◆ **Given request**
The records below hold pictures; please leave those out and retype the rest exactly.

◆ **Records supplied**
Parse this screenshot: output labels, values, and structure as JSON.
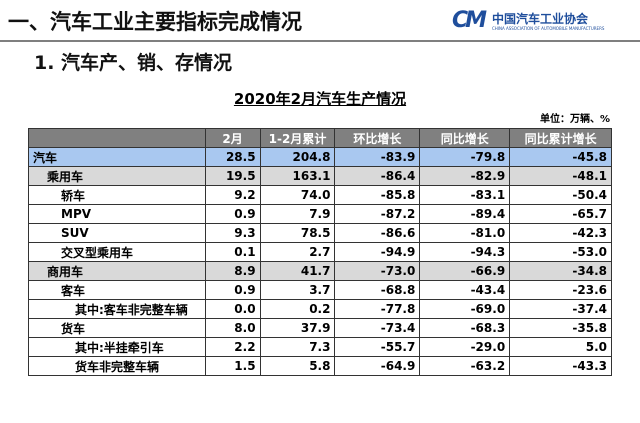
{
  "header": {
    "title": "一、汽车工业主要指标完成情况",
    "logo_text": "中国汽车工业协会",
    "logo_subtext": "CHINA ASSOCIATION OF AUTOMOBILE MANUFACTURERS"
  },
  "section": "1. 汽车产、销、存情况",
  "table": {
    "title": "2020年2月汽车生产情况",
    "unit": "单位：万辆、%",
    "columns": [
      "",
      "2月",
      "1-2月累计",
      "环比增长",
      "同比增长",
      "同比累计增长"
    ],
    "rows": [
      [
        "汽车",
        "28.5",
        "204.8",
        "-83.9",
        "-79.8",
        "-45.8"
      ],
      [
        "乘用车",
        "19.5",
        "163.1",
        "-86.4",
        "-82.9",
        "-48.1"
      ],
      [
        "轿车",
        "9.2",
        "74.0",
        "-85.8",
        "-83.1",
        "-50.4"
      ],
      [
        "MPV",
        "0.9",
        "7.9",
        "-87.2",
        "-89.4",
        "-65.7"
      ],
      [
        "SUV",
        "9.3",
        "78.5",
        "-86.6",
        "-81.0",
        "-42.3"
      ],
      [
        "交叉型乘用车",
        "0.1",
        "2.7",
        "-94.9",
        "-94.3",
        "-53.0"
      ],
      [
        "商用车",
        "8.9",
        "41.7",
        "-73.0",
        "-66.9",
        "-34.8"
      ],
      [
        "客车",
        "0.9",
        "3.7",
        "-68.8",
        "-43.4",
        "-23.6"
      ],
      [
        "其中:客车非完整车辆",
        "0.0",
        "0.2",
        "-77.8",
        "-69.0",
        "-37.4"
      ],
      [
        "货车",
        "8.0",
        "37.9",
        "-73.4",
        "-68.3",
        "-35.8"
      ],
      [
        "其中:半挂牵引车",
        "2.2",
        "7.3",
        "-55.7",
        "-29.0",
        "5.0"
      ],
      [
        "货车非完整车辆",
        "1.5",
        "5.8",
        "-64.9",
        "-63.2",
        "-43.3"
      ]
    ]
  }
}
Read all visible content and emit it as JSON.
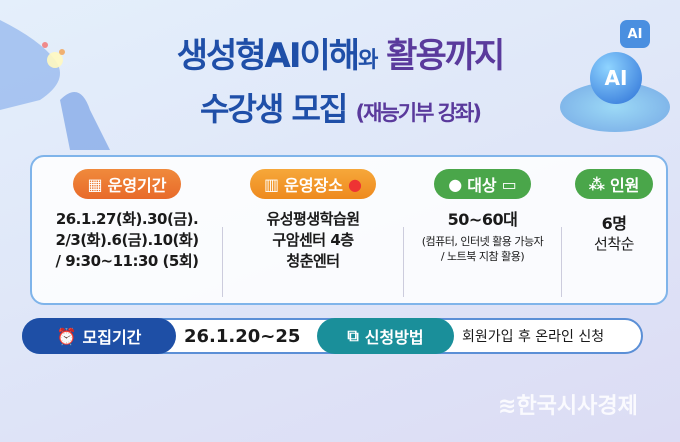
{
  "title": {
    "line1_a": "생성형AI이해",
    "line1_b": "와",
    "line1_c": "활용까지",
    "line2_a": "수강생 모집",
    "line2_b": "(재능기부 강좌)"
  },
  "decor": {
    "ai_label_small": "AI",
    "ai_label_large": "AI"
  },
  "info": [
    {
      "label": "운영기간",
      "icon": "calendar-icon",
      "lines": [
        "26.1.27(화).30(금).",
        "2/3(화).6(금).10(화)",
        "/ 9:30~11:30 (5회)"
      ]
    },
    {
      "label": "운영장소",
      "icon": "building-icon",
      "lines": [
        "유성평생학습원",
        "구암센터 4층",
        "청춘엔터"
      ]
    },
    {
      "label": "대상",
      "icon": "person-icon",
      "lines": [
        "50~60대"
      ],
      "note": [
        "(컴퓨터, 인터넷 활용 가능자",
        "/ 노트북 지참 활용)"
      ]
    },
    {
      "label": "인원",
      "icon": "people-icon",
      "lines": [
        "6명",
        "선착순"
      ]
    }
  ],
  "recruit": {
    "label": "모집기간",
    "icon": "alarm-clock-icon",
    "value": "26.1.20~25"
  },
  "apply": {
    "label": "신청방법",
    "icon": "browser-cursor-icon",
    "value": "회원가입 후 온라인 신청"
  },
  "watermark": "한국시사경제",
  "colors": {
    "blue": "#1f4fa8",
    "purple": "#5a3a9c",
    "orange": "#e86a2a",
    "green": "#4aa64a",
    "teal": "#1a8f9a",
    "navy": "#1e4fa6"
  }
}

◆ **Task result**
Parse this screenshot: output labels, values, and structure as JSON.
{
  "header": {
    "title": "一、汽车工业主要指标完成情况",
    "logo_text": "中国汽车工业协会",
    "logo_subtext": "CHINA ASSOCIATION OF AUTOMOBILE MANUFACTURERS"
  },
  "section": "1. 汽车产、销、存情况",
  "table": {
    "title": "2020年2月汽车生产情况",
    "unit": "单位：万辆、%",
    "columns": [
      "",
      "2月",
      "1-2月累计",
      "环比增长",
      "同比增长",
      "同比累计增长"
    ],
    "rows": [
      [
        "汽车",
        "28.5",
        "204.8",
        "-83.9",
        "-79.8",
        "-45.8"
      ],
      [
        "乘用车",
        "19.5",
        "163.1",
        "-86.4",
        "-82.9",
        "-48.1"
      ],
      [
        "轿车",
        "9.2",
        "74.0",
        "-85.8",
        "-83.1",
        "-50.4"
      ],
      [
        "MPV",
        "0.9",
        "7.9",
        "-87.2",
        "-89.4",
        "-65.7"
      ],
      [
        "SUV",
        "9.3",
        "78.5",
        "-86.6",
        "-81.0",
        "-42.3"
      ],
      [
        "交叉型乘用车",
        "0.1",
        "2.7",
        "-94.9",
        "-94.3",
        "-53.0"
      ],
      [
        "商用车",
        "8.9",
        "41.7",
        "-73.0",
        "-66.9",
        "-34.8"
      ],
      [
        "客车",
        "0.9",
        "3.7",
        "-68.8",
        "-43.4",
        "-23.6"
      ],
      [
        "其中:客车非完整车辆",
        "0.0",
        "0.2",
        "-77.8",
        "-69.0",
        "-37.4"
      ],
      [
        "货车",
        "8.0",
        "37.9",
        "-73.4",
        "-68.3",
        "-35.8"
      ],
      [
        "其中:半挂牵引车",
        "2.2",
        "7.3",
        "-55.7",
        "-29.0",
        "5.0"
      ],
      [
        "货车非完整车辆",
        "1.5",
        "5.8",
        "-64.9",
        "-63.2",
        "-43.3"
      ]
    ]
  }
}
Read all visible content and emit it as JSON.
{
  "title": {
    "line1_a": "생성형AI이해",
    "line1_b": "와",
    "line1_c": "활용까지",
    "line2_a": "수강생 모집",
    "line2_b": "(재능기부 강좌)"
  },
  "decor": {
    "ai_label_small": "AI",
    "ai_label_large": "AI"
  },
  "info": [
    {
      "label": "운영기간",
      "icon": "calendar-icon",
      "lines": [
        "26.1.27(화).30(금).",
        "2/3(화).6(금).10(화)",
        "/ 9:30~11:30 (5회)"
      ]
    },
    {
      "label": "운영장소",
      "icon": "building-icon",
      "lines": [
        "유성평생학습원",
        "구암센터 4층",
        "청춘엔터"
      ]
    },
    {
      "label": "대상",
      "icon": "person-icon",
      "lines": [
        "50~60대"
      ],
      "note": [
        "(컴퓨터, 인터넷 활용 가능자",
        "/ 노트북 지참 활용)"
      ]
    },
    {
      "label": "인원",
      "icon": "people-icon",
      "lines": [
        "6명",
        "선착순"
      ]
    }
  ],
  "recruit": {
    "label": "모집기간",
    "icon": "alarm-clock-icon",
    "value": "26.1.20~25"
  },
  "apply": {
    "label": "신청방법",
    "icon": "browser-cursor-icon",
    "value": "회원가입 후 온라인 신청"
  },
  "watermark": "한국시사경제",
  "colors": {
    "blue": "#1f4fa8",
    "purple": "#5a3a9c",
    "orange": "#e86a2a",
    "green": "#4aa64a",
    "teal": "#1a8f9a",
    "navy": "#1e4fa6"
  }
}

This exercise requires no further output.